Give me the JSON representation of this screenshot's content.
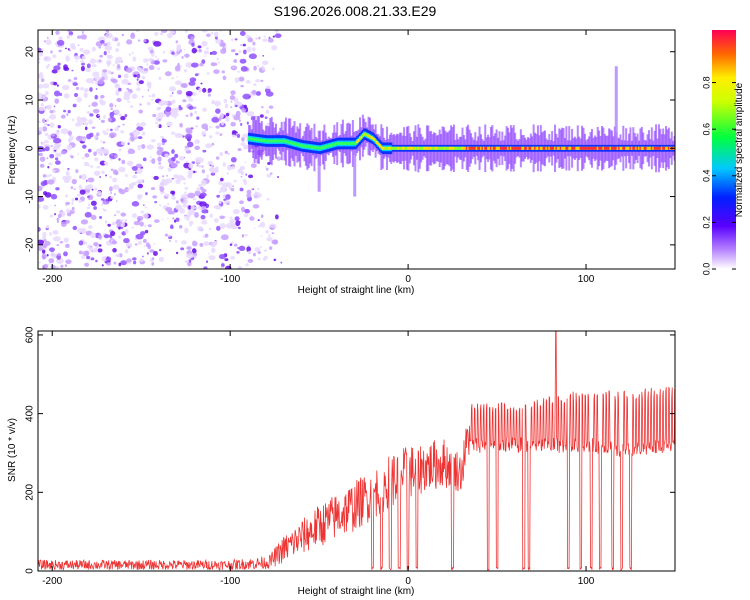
{
  "title": "S196.2026.008.21.33.E29",
  "chart_data": [
    {
      "type": "heatmap",
      "title": "S196.2026.008.21.33.E29",
      "xlabel": "Height of straight line (km)",
      "ylabel": "Frequency (Hz)",
      "xlim": [
        -208,
        150
      ],
      "ylim": [
        -25,
        24.5
      ],
      "xticks": [
        -200,
        -100,
        0,
        100
      ],
      "yticks": [
        -20,
        -10,
        0,
        10,
        20
      ],
      "noise_region_x": [
        -208,
        -78
      ],
      "signal_band": {
        "x_start": -90,
        "x_end": 150,
        "center_freq_points": [
          [
            -90,
            2
          ],
          [
            -80,
            1.5
          ],
          [
            -70,
            1.5
          ],
          [
            -60,
            0.5
          ],
          [
            -50,
            0
          ],
          [
            -40,
            1
          ],
          [
            -30,
            1
          ],
          [
            -25,
            3
          ],
          [
            -20,
            2
          ],
          [
            -15,
            0
          ],
          [
            -10,
            0
          ],
          [
            0,
            0
          ],
          [
            20,
            0
          ],
          [
            50,
            0
          ],
          [
            100,
            0
          ],
          [
            150,
            0
          ]
        ]
      },
      "spikes": [
        {
          "x": 117,
          "freq_range": [
            0,
            17
          ]
        },
        {
          "x": -30,
          "freq_range": [
            -10,
            0
          ]
        },
        {
          "x": -50,
          "freq_range": [
            -9,
            0
          ]
        }
      ],
      "colorbar": {
        "label": "Normalized spectral amplitude",
        "range": [
          0,
          1
        ],
        "ticks": [
          "0.0",
          "0.2",
          "0.4",
          "0.6",
          "0.8"
        ]
      }
    },
    {
      "type": "line",
      "xlabel": "Height of straight line (km)",
      "ylabel": "SNR (10 * v/v)",
      "xlim": [
        -208,
        150
      ],
      "ylim": [
        0,
        610
      ],
      "xticks": [
        -200,
        -100,
        0,
        100
      ],
      "yticks": [
        0,
        200,
        400,
        600
      ],
      "color": "#ee3333",
      "envelope_km": [
        -208,
        -100,
        -85,
        -78,
        -70,
        -60,
        -50,
        -40,
        -30,
        -20,
        -10,
        0,
        10,
        20,
        30,
        35,
        40,
        60,
        80,
        100,
        120,
        150
      ],
      "envelope_low": [
        3,
        3,
        4,
        5,
        20,
        40,
        60,
        80,
        100,
        130,
        160,
        180,
        200,
        210,
        200,
        300,
        300,
        300,
        300,
        300,
        290,
        300
      ],
      "envelope_high": [
        28,
        28,
        35,
        40,
        90,
        130,
        170,
        200,
        230,
        260,
        300,
        320,
        330,
        340,
        300,
        440,
        430,
        430,
        450,
        460,
        460,
        470
      ],
      "dropouts_km": [
        -20,
        -15,
        -10,
        -5,
        0,
        5,
        25,
        45,
        50,
        65,
        68,
        90,
        97,
        103,
        108,
        115,
        120,
        125
      ],
      "peak": {
        "x": 83,
        "y": 610
      }
    }
  ]
}
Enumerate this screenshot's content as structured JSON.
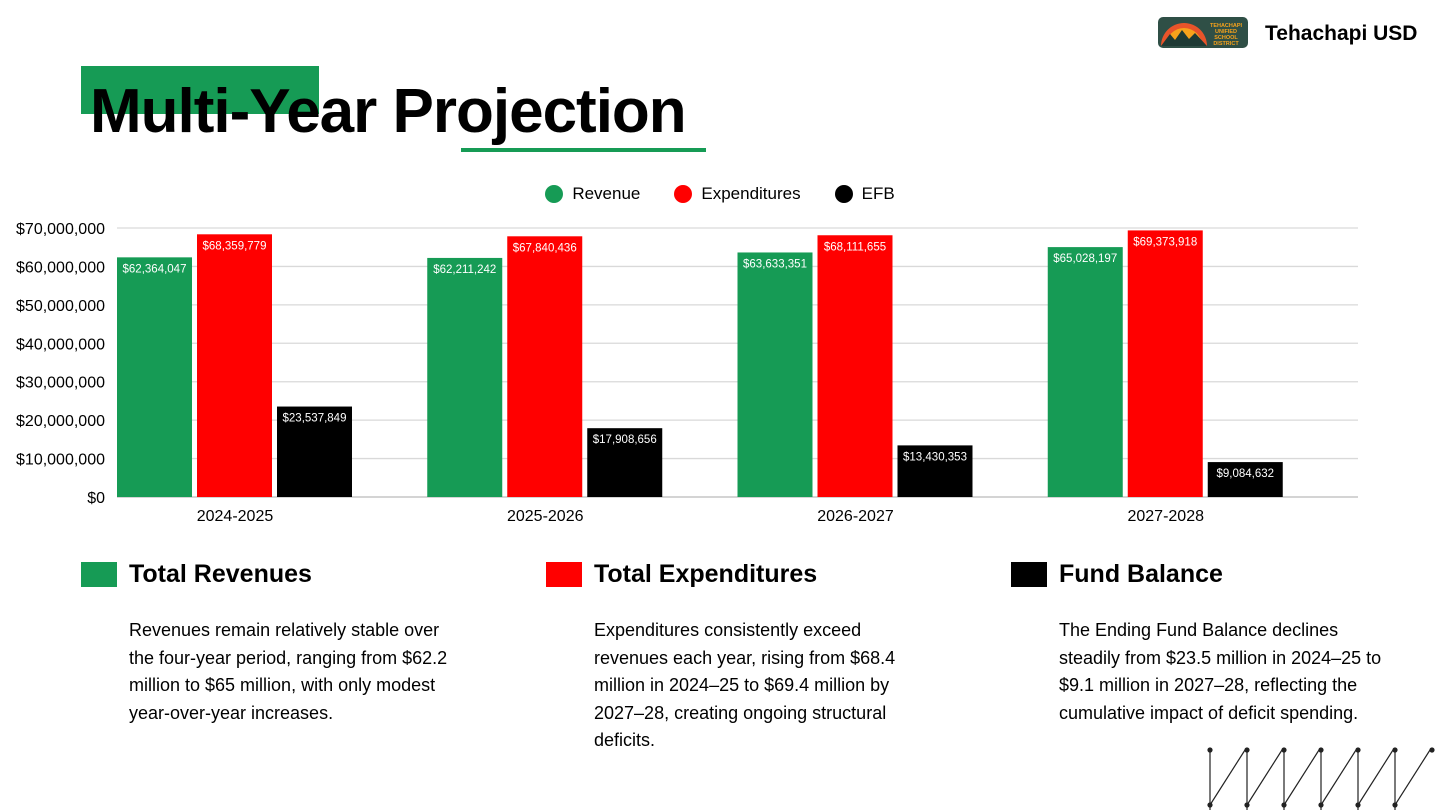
{
  "header": {
    "title": "Multi-Year Projection",
    "brand": "Tehachapi USD",
    "logo_text": "TEHACHAPI UNIFIED SCHOOL DISTRICT"
  },
  "colors": {
    "revenue": "#169b55",
    "expenditures": "#ff0000",
    "efb": "#000000",
    "accent": "#169b55"
  },
  "chart_data": {
    "type": "bar",
    "categories": [
      "2024-2025",
      "2025-2026",
      "2026-2027",
      "2027-2028"
    ],
    "series": [
      {
        "name": "Revenue",
        "values": [
          62364047,
          62211242,
          63633351,
          65028197
        ],
        "labels": [
          "$62,364,047",
          "$62,211,242",
          "$63,633,351",
          "$65,028,197"
        ]
      },
      {
        "name": "Expenditures",
        "values": [
          68359779,
          67840436,
          68111655,
          69373918
        ],
        "labels": [
          "$68,359,779",
          "$67,840,436",
          "$68,111,655",
          "$69,373,918"
        ]
      },
      {
        "name": "EFB",
        "values": [
          23537849,
          17908656,
          13430353,
          9084632
        ],
        "labels": [
          "$23,537,849",
          "$17,908,656",
          "$13,430,353",
          "$9,084,632"
        ]
      }
    ],
    "yticks": [
      "$0",
      "$10,000,000",
      "$20,000,000",
      "$30,000,000",
      "$40,000,000",
      "$50,000,000",
      "$60,000,000",
      "$70,000,000"
    ],
    "ylim": [
      0,
      70000000
    ],
    "grid": true,
    "legend_position": "top-center"
  },
  "sections": [
    {
      "title": "Total Revenues",
      "body": "Revenues remain relatively stable over the four-year period, ranging from $62.2 million to $65 million, with only modest year-over-year increases."
    },
    {
      "title": "Total Expenditures",
      "body": "Expenditures consistently exceed revenues each year, rising from $68.4 million in 2024–25 to $69.4 million by 2027–28, creating ongoing structural deficits."
    },
    {
      "title": "Fund Balance",
      "body": "The Ending Fund Balance declines steadily from $23.5 million in 2024–25 to $9.1 million in 2027–28, reflecting the cumulative impact of deficit spending."
    }
  ]
}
· · · · ·
● **WORK REQUIRED**:
Without including the pictures, reproduce all entries exactly.

● **WRITTEN REPLY**:
Give me the JSON representation of this screenshot's content.
{
  "title": "S196.2026.008.21.33.E29",
  "chart_data": [
    {
      "type": "heatmap",
      "title": "S196.2026.008.21.33.E29",
      "xlabel": "Height of straight line (km)",
      "ylabel": "Frequency (Hz)",
      "xlim": [
        -208,
        150
      ],
      "ylim": [
        -25,
        24.5
      ],
      "xticks": [
        -200,
        -100,
        0,
        100
      ],
      "yticks": [
        -20,
        -10,
        0,
        10,
        20
      ],
      "noise_region_x": [
        -208,
        -78
      ],
      "signal_band": {
        "x_start": -90,
        "x_end": 150,
        "center_freq_points": [
          [
            -90,
            2
          ],
          [
            -80,
            1.5
          ],
          [
            -70,
            1.5
          ],
          [
            -60,
            0.5
          ],
          [
            -50,
            0
          ],
          [
            -40,
            1
          ],
          [
            -30,
            1
          ],
          [
            -25,
            3
          ],
          [
            -20,
            2
          ],
          [
            -15,
            0
          ],
          [
            -10,
            0
          ],
          [
            0,
            0
          ],
          [
            20,
            0
          ],
          [
            50,
            0
          ],
          [
            100,
            0
          ],
          [
            150,
            0
          ]
        ]
      },
      "spikes": [
        {
          "x": 117,
          "freq_range": [
            0,
            17
          ]
        },
        {
          "x": -30,
          "freq_range": [
            -10,
            0
          ]
        },
        {
          "x": -50,
          "freq_range": [
            -9,
            0
          ]
        }
      ],
      "colorbar": {
        "label": "Normalized spectral amplitude",
        "range": [
          0,
          1
        ],
        "ticks": [
          "0.0",
          "0.2",
          "0.4",
          "0.6",
          "0.8"
        ]
      }
    },
    {
      "type": "line",
      "xlabel": "Height of straight line (km)",
      "ylabel": "SNR (10 * v/v)",
      "xlim": [
        -208,
        150
      ],
      "ylim": [
        0,
        610
      ],
      "xticks": [
        -200,
        -100,
        0,
        100
      ],
      "yticks": [
        0,
        200,
        400,
        600
      ],
      "color": "#ee3333",
      "envelope_km": [
        -208,
        -100,
        -85,
        -78,
        -70,
        -60,
        -50,
        -40,
        -30,
        -20,
        -10,
        0,
        10,
        20,
        30,
        35,
        40,
        60,
        80,
        100,
        120,
        150
      ],
      "envelope_low": [
        3,
        3,
        4,
        5,
        20,
        40,
        60,
        80,
        100,
        130,
        160,
        180,
        200,
        210,
        200,
        300,
        300,
        300,
        300,
        300,
        290,
        300
      ],
      "envelope_high": [
        28,
        28,
        35,
        40,
        90,
        130,
        170,
        200,
        230,
        260,
        300,
        320,
        330,
        340,
        300,
        440,
        430,
        430,
        450,
        460,
        460,
        470
      ],
      "dropouts_km": [
        -20,
        -15,
        -10,
        -5,
        0,
        5,
        25,
        45,
        50,
        65,
        68,
        90,
        97,
        103,
        108,
        115,
        120,
        125
      ],
      "peak": {
        "x": 83,
        "y": 610
      }
    }
  ]
}
Enumerate this screenshot's content as structured JSON.
{
  "header": {
    "title": "Multi-Year Projection",
    "brand": "Tehachapi USD",
    "logo_text": "TEHACHAPI UNIFIED SCHOOL DISTRICT"
  },
  "colors": {
    "revenue": "#169b55",
    "expenditures": "#ff0000",
    "efb": "#000000",
    "accent": "#169b55"
  },
  "chart_data": {
    "type": "bar",
    "categories": [
      "2024-2025",
      "2025-2026",
      "2026-2027",
      "2027-2028"
    ],
    "series": [
      {
        "name": "Revenue",
        "values": [
          62364047,
          62211242,
          63633351,
          65028197
        ],
        "labels": [
          "$62,364,047",
          "$62,211,242",
          "$63,633,351",
          "$65,028,197"
        ]
      },
      {
        "name": "Expenditures",
        "values": [
          68359779,
          67840436,
          68111655,
          69373918
        ],
        "labels": [
          "$68,359,779",
          "$67,840,436",
          "$68,111,655",
          "$69,373,918"
        ]
      },
      {
        "name": "EFB",
        "values": [
          23537849,
          17908656,
          13430353,
          9084632
        ],
        "labels": [
          "$23,537,849",
          "$17,908,656",
          "$13,430,353",
          "$9,084,632"
        ]
      }
    ],
    "yticks": [
      "$0",
      "$10,000,000",
      "$20,000,000",
      "$30,000,000",
      "$40,000,000",
      "$50,000,000",
      "$60,000,000",
      "$70,000,000"
    ],
    "ylim": [
      0,
      70000000
    ],
    "grid": true,
    "legend_position": "top-center"
  },
  "sections": [
    {
      "title": "Total Revenues",
      "body": "Revenues remain relatively stable over the four-year period, ranging from $62.2 million to $65 million, with only modest year-over-year increases."
    },
    {
      "title": "Total Expenditures",
      "body": "Expenditures consistently exceed revenues each year, rising from $68.4 million in 2024–25 to $69.4 million by 2027–28, creating ongoing structural deficits."
    },
    {
      "title": "Fund Balance",
      "body": "The Ending Fund Balance declines steadily from $23.5 million in 2024–25 to $9.1 million in 2027–28, reflecting the cumulative impact of deficit spending."
    }
  ]
}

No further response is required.